— begin RECORDS TO USE —

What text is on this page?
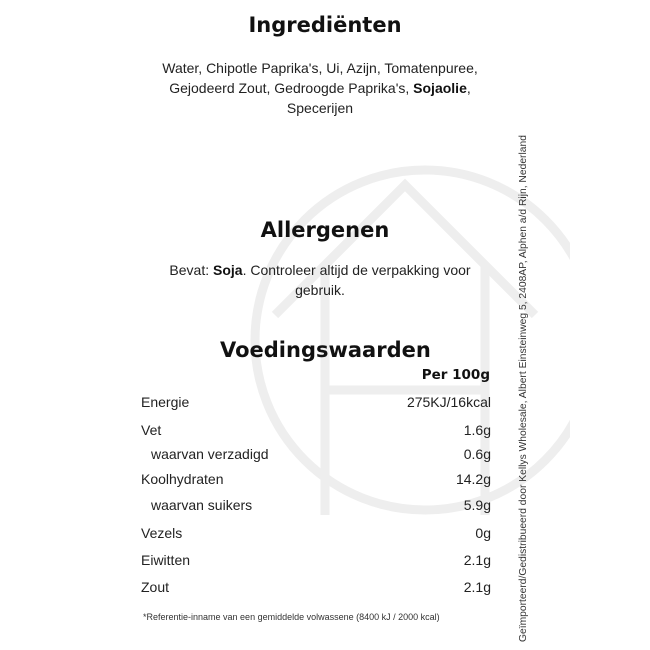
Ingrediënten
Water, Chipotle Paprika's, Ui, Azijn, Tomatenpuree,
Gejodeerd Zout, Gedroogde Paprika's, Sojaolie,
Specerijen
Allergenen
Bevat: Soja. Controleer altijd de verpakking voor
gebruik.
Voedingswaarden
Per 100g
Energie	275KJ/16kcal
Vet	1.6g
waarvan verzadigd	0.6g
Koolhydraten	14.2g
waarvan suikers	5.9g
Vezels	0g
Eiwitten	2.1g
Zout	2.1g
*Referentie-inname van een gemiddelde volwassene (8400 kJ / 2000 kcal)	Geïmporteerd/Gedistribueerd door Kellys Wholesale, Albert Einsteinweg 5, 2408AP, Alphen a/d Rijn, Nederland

— end RECORDS TO USE —
— begin RECORDS TO USE —

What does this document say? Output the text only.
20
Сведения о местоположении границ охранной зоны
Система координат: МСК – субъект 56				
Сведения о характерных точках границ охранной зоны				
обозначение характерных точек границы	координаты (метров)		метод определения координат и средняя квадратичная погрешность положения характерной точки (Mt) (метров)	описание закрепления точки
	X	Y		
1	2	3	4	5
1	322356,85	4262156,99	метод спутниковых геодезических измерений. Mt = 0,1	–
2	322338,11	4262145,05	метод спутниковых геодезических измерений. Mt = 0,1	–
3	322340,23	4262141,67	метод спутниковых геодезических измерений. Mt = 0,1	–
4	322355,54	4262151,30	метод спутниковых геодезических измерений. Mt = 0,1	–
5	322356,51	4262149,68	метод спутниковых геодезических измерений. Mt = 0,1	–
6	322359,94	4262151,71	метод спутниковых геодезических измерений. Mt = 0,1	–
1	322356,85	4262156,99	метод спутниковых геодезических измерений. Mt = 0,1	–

— end RECORDS TO USE —

- SHORT PROBLEM
Pick out every line above that holds the word "охранной" and copy it.

- RESULT OF THE TASK
Сведения о местоположении границ охранной зоны
Сведения о характерных точках границ охранной зоны				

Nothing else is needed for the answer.